##### DATA SUPPLIED #####
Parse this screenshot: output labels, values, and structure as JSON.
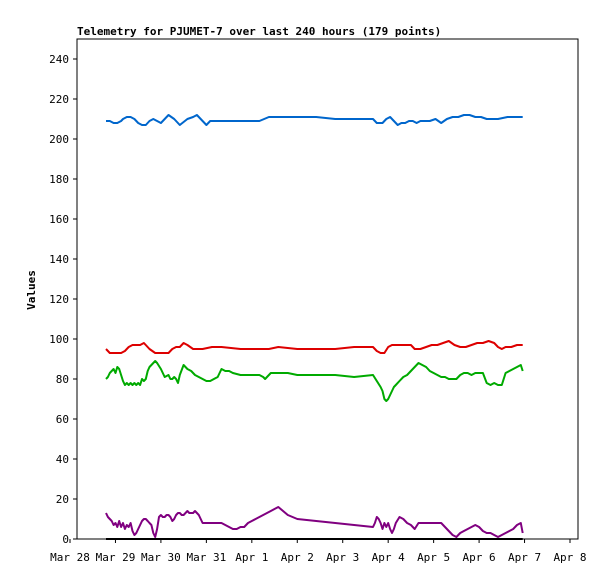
{
  "chart_data": {
    "type": "line",
    "title": "Telemetry for PJUMET-7 over last 240 hours (179 points)",
    "xlabel": "",
    "ylabel": "Values",
    "xlim": [
      0,
      240
    ],
    "ylim": [
      0,
      250
    ],
    "yticks": [
      0,
      20,
      40,
      60,
      80,
      100,
      120,
      140,
      160,
      180,
      200,
      220,
      240
    ],
    "xticks": [
      {
        "label": "Mar 28",
        "value": 0
      },
      {
        "label": "Mar 29",
        "value": 24
      },
      {
        "label": "Mar 30",
        "value": 48
      },
      {
        "label": "Mar 31",
        "value": 72
      },
      {
        "label": "Apr 1",
        "value": 96
      },
      {
        "label": "Apr 2",
        "value": 120
      },
      {
        "label": "Apr 3",
        "value": 144
      },
      {
        "label": "Apr 4",
        "value": 168
      },
      {
        "label": "Apr 5",
        "value": 192
      },
      {
        "label": "Apr 6",
        "value": 216
      },
      {
        "label": "Apr 7",
        "value": 240
      },
      {
        "label": "Apr 8",
        "value": 264
      }
    ],
    "grid": false,
    "series": [
      {
        "color": "#0066cc",
        "x": [
          19,
          21,
          23,
          25,
          27,
          28,
          30,
          32,
          34,
          36,
          38,
          40,
          42,
          44,
          46,
          48,
          50,
          52,
          55,
          58,
          62,
          65,
          67,
          70,
          72,
          74,
          76,
          80,
          85,
          90,
          95,
          100,
          105,
          108,
          110,
          112,
          115,
          120,
          130,
          140,
          150,
          160,
          162,
          165,
          167,
          169,
          171,
          173,
          175,
          177,
          179,
          181,
          183,
          185,
          187,
          190,
          193,
          196,
          199,
          202,
          205,
          208,
          211,
          214,
          217,
          220,
          222,
          226,
          231,
          236,
          239
        ],
        "y": [
          209,
          209,
          208,
          208,
          209,
          210,
          211,
          211,
          210,
          208,
          207,
          207,
          209,
          210,
          209,
          208,
          210,
          212,
          210,
          207,
          210,
          211,
          212,
          209,
          207,
          209,
          209,
          209,
          209,
          209,
          209,
          209,
          211,
          211,
          211,
          211,
          211,
          211,
          211,
          210,
          210,
          210,
          208,
          208,
          210,
          211,
          209,
          207,
          208,
          208,
          209,
          209,
          208,
          209,
          209,
          209,
          210,
          208,
          210,
          211,
          211,
          212,
          212,
          211,
          211,
          210,
          210,
          210,
          211,
          211,
          211
        ]
      },
      {
        "color": "#dd0000",
        "x": [
          19,
          21,
          23,
          25,
          27,
          29,
          31,
          33,
          35,
          37,
          39,
          42,
          45,
          48,
          50,
          52,
          54,
          56,
          58,
          60,
          62,
          65,
          70,
          75,
          80,
          90,
          100,
          105,
          110,
          120,
          130,
          140,
          150,
          160,
          162,
          164,
          166,
          168,
          170,
          172,
          174,
          176,
          178,
          180,
          182,
          185,
          188,
          191,
          194,
          197,
          200,
          203,
          206,
          209,
          212,
          215,
          218,
          221,
          224,
          226,
          228,
          230,
          233,
          236,
          239
        ],
        "y": [
          95,
          93,
          93,
          93,
          93,
          94,
          96,
          97,
          97,
          97,
          98,
          95,
          93,
          93,
          93,
          93,
          95,
          96,
          96,
          98,
          97,
          95,
          95,
          96,
          96,
          95,
          95,
          95,
          96,
          95,
          95,
          95,
          96,
          96,
          94,
          93,
          93,
          96,
          97,
          97,
          97,
          97,
          97,
          97,
          95,
          95,
          96,
          97,
          97,
          98,
          99,
          97,
          96,
          96,
          97,
          98,
          98,
          99,
          98,
          96,
          95,
          96,
          96,
          97,
          97
        ]
      },
      {
        "color": "#00aa00",
        "x": [
          19,
          20,
          21,
          22,
          23,
          24,
          25,
          26,
          27,
          28,
          29,
          30,
          31,
          32,
          33,
          34,
          35,
          36,
          37,
          38,
          39,
          40,
          41,
          42,
          43,
          44,
          45,
          46,
          48,
          50,
          52,
          53,
          54,
          55,
          56,
          57,
          58,
          60,
          61,
          62,
          64,
          66,
          68,
          70,
          72,
          74,
          76,
          78,
          80,
          82,
          84,
          86,
          90,
          95,
          100,
          102,
          103,
          104,
          106,
          108,
          110,
          115,
          120,
          130,
          140,
          150,
          160,
          164,
          165,
          166,
          167,
          168,
          169,
          170,
          171,
          172,
          174,
          176,
          178,
          180,
          182,
          184,
          186,
          188,
          190,
          192,
          194,
          196,
          198,
          200,
          202,
          204,
          206,
          208,
          210,
          212,
          214,
          216,
          218,
          220,
          222,
          224,
          226,
          228,
          230,
          232,
          234,
          236,
          238,
          239
        ],
        "y": [
          80,
          81,
          83,
          84,
          85,
          83,
          86,
          85,
          82,
          79,
          77,
          78,
          77,
          78,
          77,
          78,
          77,
          78,
          77,
          80,
          79,
          80,
          84,
          86,
          87,
          88,
          89,
          88,
          85,
          81,
          82,
          80,
          80,
          81,
          80,
          78,
          82,
          87,
          86,
          85,
          84,
          82,
          81,
          80,
          79,
          79,
          80,
          81,
          85,
          84,
          84,
          83,
          82,
          82,
          82,
          81,
          80,
          81,
          83,
          83,
          83,
          83,
          82,
          82,
          82,
          81,
          82,
          76,
          74,
          70,
          69,
          70,
          72,
          74,
          76,
          77,
          79,
          81,
          82,
          84,
          86,
          88,
          87,
          86,
          84,
          83,
          82,
          81,
          81,
          80,
          80,
          80,
          82,
          83,
          83,
          82,
          83,
          83,
          83,
          78,
          77,
          78,
          77,
          77,
          83,
          84,
          85,
          86,
          87,
          84
        ]
      },
      {
        "color": "#800080",
        "x": [
          19,
          20,
          21,
          22,
          23,
          24,
          25,
          26,
          27,
          28,
          29,
          30,
          31,
          32,
          33,
          34,
          35,
          36,
          37,
          38,
          39,
          40,
          41,
          42,
          43,
          44,
          45,
          46,
          47,
          48,
          49,
          50,
          51,
          52,
          53,
          54,
          55,
          56,
          57,
          58,
          59,
          60,
          61,
          62,
          63,
          64,
          65,
          66,
          67,
          68,
          70,
          72,
          74,
          76,
          78,
          80,
          82,
          84,
          86,
          88,
          90,
          92,
          94,
          96,
          98,
          100,
          102,
          104,
          106,
          108,
          110,
          115,
          120,
          130,
          140,
          150,
          160,
          161,
          162,
          163,
          164,
          165,
          166,
          167,
          168,
          169,
          170,
          171,
          172,
          174,
          176,
          178,
          180,
          182,
          184,
          186,
          188,
          190,
          192,
          194,
          196,
          198,
          200,
          202,
          204,
          206,
          208,
          210,
          212,
          214,
          216,
          218,
          220,
          222,
          224,
          226,
          228,
          230,
          232,
          234,
          236,
          238,
          239
        ],
        "y": [
          13,
          11,
          10,
          9,
          7,
          8,
          6,
          9,
          6,
          8,
          5,
          7,
          6,
          8,
          4,
          2,
          3,
          5,
          7,
          9,
          10,
          10,
          9,
          8,
          7,
          3,
          1,
          5,
          11,
          12,
          11,
          11,
          12,
          12,
          11,
          9,
          10,
          12,
          13,
          13,
          12,
          12,
          13,
          14,
          13,
          13,
          13,
          14,
          13,
          12,
          8,
          8,
          8,
          8,
          8,
          8,
          7,
          6,
          5,
          5,
          6,
          6,
          8,
          9,
          10,
          11,
          12,
          13,
          14,
          15,
          16,
          12,
          10,
          9,
          8,
          7,
          6,
          8,
          11,
          10,
          8,
          5,
          8,
          6,
          8,
          5,
          3,
          5,
          8,
          11,
          10,
          8,
          7,
          5,
          8,
          8,
          8,
          8,
          8,
          8,
          8,
          6,
          4,
          2,
          1,
          3,
          4,
          5,
          6,
          7,
          6,
          4,
          3,
          3,
          2,
          1,
          2,
          3,
          4,
          5,
          7,
          8,
          3
        ]
      },
      {
        "color": "#000000",
        "x": [
          19,
          60,
          100,
          140,
          180,
          220,
          239
        ],
        "y": [
          0,
          0,
          0,
          0,
          0,
          0,
          0
        ]
      }
    ]
  }
}
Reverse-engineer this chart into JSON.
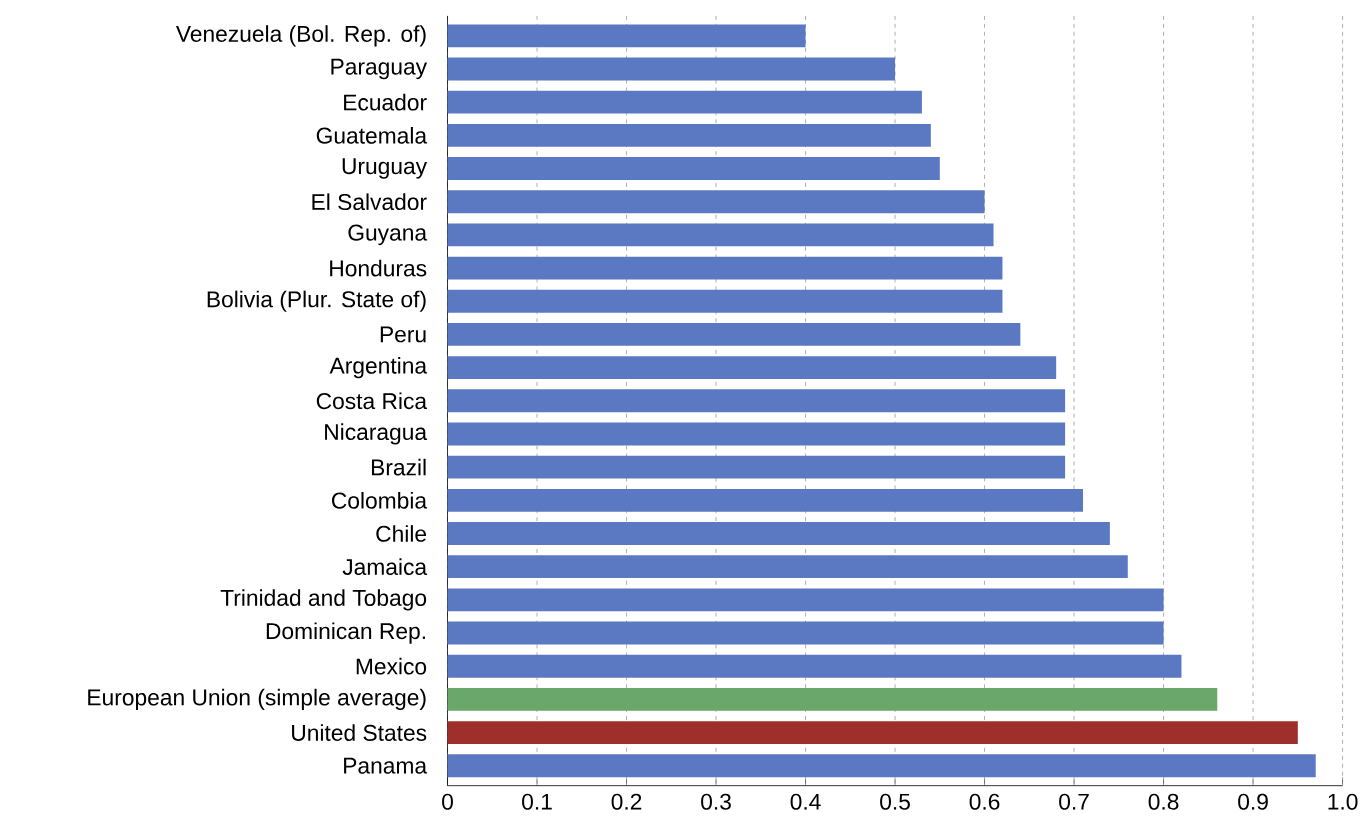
{
  "chart_data": {
    "type": "bar",
    "orientation": "horizontal",
    "categories": [
      "Venezuela (Bol. Rep. of)",
      "Paraguay",
      "Ecuador",
      "Guatemala",
      "Uruguay",
      "El Salvador",
      "Guyana",
      "Honduras",
      "Bolivia (Plur. State of)",
      "Peru",
      "Argentina",
      "Costa Rica",
      "Nicaragua",
      "Brazil",
      "Colombia",
      "Chile",
      "Jamaica",
      "Trinidad and Tobago",
      "Dominican Rep.",
      "Mexico",
      "European Union (simple average)",
      "United States",
      "Panama"
    ],
    "values": [
      0.4,
      0.5,
      0.53,
      0.54,
      0.55,
      0.6,
      0.61,
      0.62,
      0.62,
      0.64,
      0.68,
      0.69,
      0.69,
      0.69,
      0.71,
      0.74,
      0.76,
      0.8,
      0.8,
      0.82,
      0.86,
      0.95,
      0.97
    ],
    "colors": [
      "#5b78c2",
      "#5b78c2",
      "#5b78c2",
      "#5b78c2",
      "#5b78c2",
      "#5b78c2",
      "#5b78c2",
      "#5b78c2",
      "#5b78c2",
      "#5b78c2",
      "#5b78c2",
      "#5b78c2",
      "#5b78c2",
      "#5b78c2",
      "#5b78c2",
      "#5b78c2",
      "#5b78c2",
      "#5b78c2",
      "#5b78c2",
      "#5b78c2",
      "#6aa76b",
      "#9e2f2b",
      "#5b78c2"
    ],
    "xlim": [
      0,
      1.0
    ],
    "xticks": [
      0,
      0.1,
      0.2,
      0.3,
      0.4,
      0.5,
      0.6,
      0.7,
      0.8,
      0.9,
      {
        "value": 1.0,
        "label": "1.0"
      }
    ],
    "grid": "x"
  }
}
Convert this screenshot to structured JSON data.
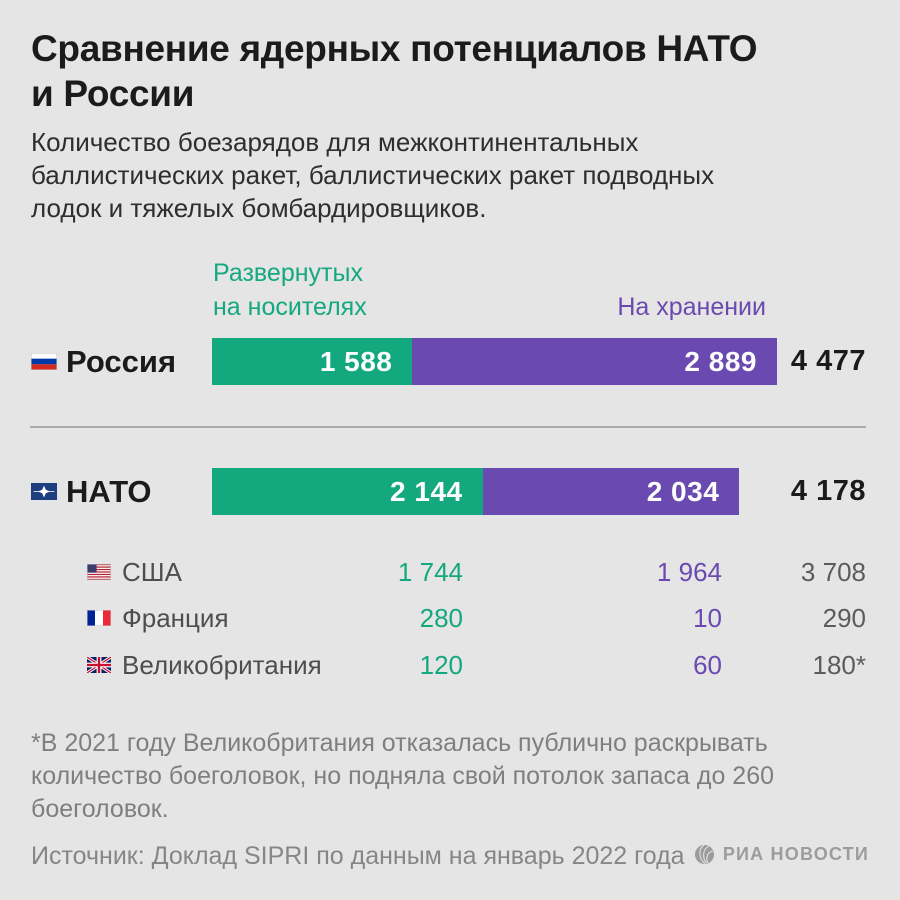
{
  "header": {
    "title": "Сравнение ядерных потенциалов НАТО\nи России",
    "subtitle": "Количество боезарядов для межконтинентальных\nбаллистических ракет, баллистических ракет подводных\nлодок и тяжелых бомбардировщиков."
  },
  "legend": {
    "deployed": "Развернутых\nна носителях",
    "stored": "На хранении"
  },
  "colors": {
    "background": "#e5e5e5",
    "deployed_green": "#14a87e",
    "stored_purple": "#6a4ab0",
    "title_text": "#1b1b1b",
    "subrow_text": "#4e4e4e",
    "muted_text": "#7f7f7f",
    "divider": "#ababab"
  },
  "chart_data": {
    "type": "bar",
    "orientation": "horizontal",
    "stacked": true,
    "title": "Сравнение ядерных потенциалов НАТО и России",
    "legend_entries": [
      "Развернутых на носителях",
      "На хранении"
    ],
    "legend_position": "top",
    "grid": false,
    "xmax": 4477,
    "rows": [
      {
        "label": "Россия",
        "flag": "russia",
        "display": "bar",
        "deployed": 1588,
        "stored": 2889,
        "total": 4477,
        "deployed_label": "1 588",
        "stored_label": "2 889",
        "total_label": "4 477"
      },
      {
        "label": "НАТО",
        "flag": "nato",
        "display": "bar",
        "deployed": 2144,
        "stored": 2034,
        "total": 4178,
        "deployed_label": "2 144",
        "stored_label": "2 034",
        "total_label": "4 178"
      },
      {
        "label": "США",
        "flag": "usa",
        "display": "text",
        "deployed": 1744,
        "stored": 1964,
        "total": 3708,
        "deployed_label": "1 744",
        "stored_label": "1 964",
        "total_label": "3 708"
      },
      {
        "label": "Франция",
        "flag": "france",
        "display": "text",
        "deployed": 280,
        "stored": 10,
        "total": 290,
        "deployed_label": "280",
        "stored_label": "10",
        "total_label": "290"
      },
      {
        "label": "Великобритания",
        "flag": "uk",
        "display": "text",
        "deployed": 120,
        "stored": 60,
        "total": 180,
        "deployed_label": "120",
        "stored_label": "60",
        "total_label": "180*"
      }
    ]
  },
  "footer": {
    "footnote": "*В 2021 году Великобритания отказалась публично раскрывать\nколичество боеголовок, но подняла свой потолок запаса до 260\nбоеголовок.",
    "source": "Источник: Доклад SIPRI по данным на январь 2022 года",
    "brand": "РИА НОВОСТИ"
  }
}
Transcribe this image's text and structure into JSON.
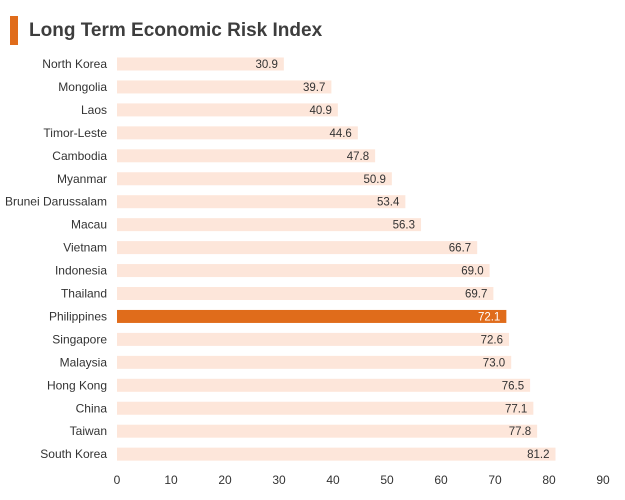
{
  "title": "Long Term Economic Risk Index",
  "colors": {
    "accent": "#e06c1b",
    "bar": "#fde6da",
    "highlight_bar": "#e06c1b"
  },
  "chart_data": {
    "type": "bar",
    "orientation": "horizontal",
    "title": "Long Term Economic Risk Index",
    "categories": [
      "North Korea",
      "Mongolia",
      "Laos",
      "Timor-Leste",
      "Cambodia",
      "Myanmar",
      "Brunei Darussalam",
      "Macau",
      "Vietnam",
      "Indonesia",
      "Thailand",
      "Philippines",
      "Singapore",
      "Malaysia",
      "Hong Kong",
      "China",
      "Taiwan",
      "South Korea"
    ],
    "values": [
      30.9,
      39.7,
      40.9,
      44.6,
      47.8,
      50.9,
      53.4,
      56.3,
      66.7,
      69.0,
      69.7,
      72.1,
      72.6,
      73.0,
      76.5,
      77.1,
      77.8,
      81.2
    ],
    "value_labels": [
      "30.9",
      "39.7",
      "40.9",
      "44.6",
      "47.8",
      "50.9",
      "53.4",
      "56.3",
      "66.7",
      "69.0",
      "69.7",
      "72.1",
      "72.6",
      "73.0",
      "76.5",
      "77.1",
      "77.8",
      "81.2"
    ],
    "highlight": "Philippines",
    "xlim": [
      0,
      90
    ],
    "xticks": [
      0,
      10,
      20,
      30,
      40,
      50,
      60,
      70,
      80,
      90
    ],
    "xlabel": "",
    "ylabel": "",
    "grid": false,
    "legend": "none"
  }
}
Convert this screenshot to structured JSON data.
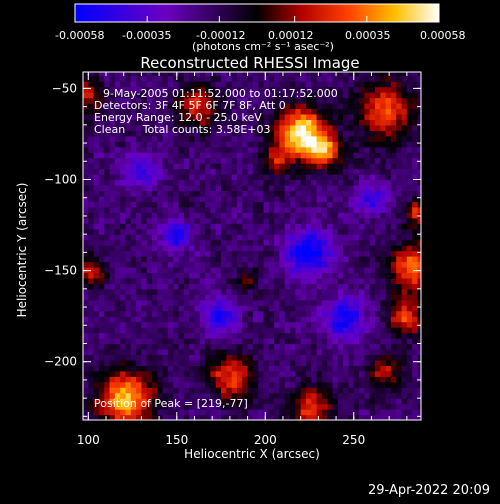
{
  "colorbar": {
    "tick_labels": [
      "-0.00058",
      "-0.00035",
      "-0.00012",
      "0.00012",
      "0.00035",
      "0.00058"
    ],
    "unit_label": "(photons cm⁻² s⁻¹ asec⁻²)"
  },
  "title": "Reconstructed RHESSI Image",
  "annotations": {
    "time_range": "9-May-2005 01:11:52.000 to 01:17:52.000",
    "detectors": "Detectors: 3F 4F 5F 6F 7F 8F, Att 0",
    "energy_range": "Energy Range: 12.0 - 25.0 keV",
    "method_counts": "Clean     Total counts: 3.58E+03",
    "peak_position": "Position of Peak = [219,-77]"
  },
  "footer_date": "29-Apr-2022 20:09",
  "chart_data": {
    "type": "heatmap",
    "title": "Reconstructed RHESSI Image",
    "xlabel": "Heliocentric X (arcsec)",
    "ylabel": "Heliocentric Y (arcsec)",
    "xlim": [
      97,
      288
    ],
    "ylim": [
      -232,
      -41
    ],
    "x_ticks": [
      100,
      150,
      200,
      250
    ],
    "y_ticks": [
      -50,
      -100,
      -150,
      -200
    ],
    "color_range": [
      -0.00058,
      0.00058
    ],
    "colorbar_ticks": [
      -0.00058,
      -0.00035,
      -0.00012,
      0.00012,
      0.00035,
      0.00058
    ],
    "colormap": [
      "#0000ff",
      "#6b00c0",
      "#000000",
      "#b00000",
      "#ff4000",
      "#ffc000",
      "#ffffff"
    ],
    "peak": [
      219,
      -77
    ],
    "sources": [
      {
        "x": 221,
        "y": -75,
        "sigma": 10,
        "amp": 0.00075
      },
      {
        "x": 234,
        "y": -85,
        "sigma": 6,
        "amp": 0.00045
      },
      {
        "x": 206,
        "y": -89,
        "sigma": 5,
        "amp": 0.0003
      },
      {
        "x": 268,
        "y": -62,
        "sigma": 11,
        "amp": 0.00045
      },
      {
        "x": 162,
        "y": -60,
        "sigma": 8,
        "amp": 0.0004
      },
      {
        "x": 98,
        "y": -53,
        "sigma": 7,
        "amp": 0.00035
      },
      {
        "x": 283,
        "y": -148,
        "sigma": 9,
        "amp": 0.0005
      },
      {
        "x": 279,
        "y": -176,
        "sigma": 7,
        "amp": 0.0004
      },
      {
        "x": 285,
        "y": -118,
        "sigma": 5,
        "amp": 0.00035
      },
      {
        "x": 121,
        "y": -220,
        "sigma": 11,
        "amp": 0.0006
      },
      {
        "x": 180,
        "y": -208,
        "sigma": 9,
        "amp": 0.0004
      },
      {
        "x": 226,
        "y": -225,
        "sigma": 8,
        "amp": 0.0004
      },
      {
        "x": 268,
        "y": -205,
        "sigma": 7,
        "amp": 0.0003
      },
      {
        "x": 102,
        "y": -150,
        "sigma": 6,
        "amp": 0.0003
      },
      {
        "x": 190,
        "y": -155,
        "sigma": 5,
        "amp": 0.0002
      },
      {
        "x": 150,
        "y": -130,
        "sigma": 6,
        "amp": -0.0004
      },
      {
        "x": 225,
        "y": -140,
        "sigma": 9,
        "amp": -0.00045
      },
      {
        "x": 245,
        "y": -175,
        "sigma": 8,
        "amp": -0.0004
      },
      {
        "x": 175,
        "y": -175,
        "sigma": 7,
        "amp": -0.00035
      },
      {
        "x": 130,
        "y": -95,
        "sigma": 7,
        "amp": -0.0003
      },
      {
        "x": 260,
        "y": -110,
        "sigma": 6,
        "amp": -0.0003
      }
    ],
    "background": -0.00016,
    "noise": 0.00013
  }
}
#####
§ **EXERCISE BRIEF**: Locate the word "JSON" in the records and collect each line it appears in.

§ **RESULT OF THIS TASK**:
Parse this screenshot: output labels, values, and structure as JSON.
Reverse-engineer this chart into JSON.
Convert this screenshot to structured JSON data.
Transcribe this image's text and structure into JSON.
Convert this screenshot to structured JSON data.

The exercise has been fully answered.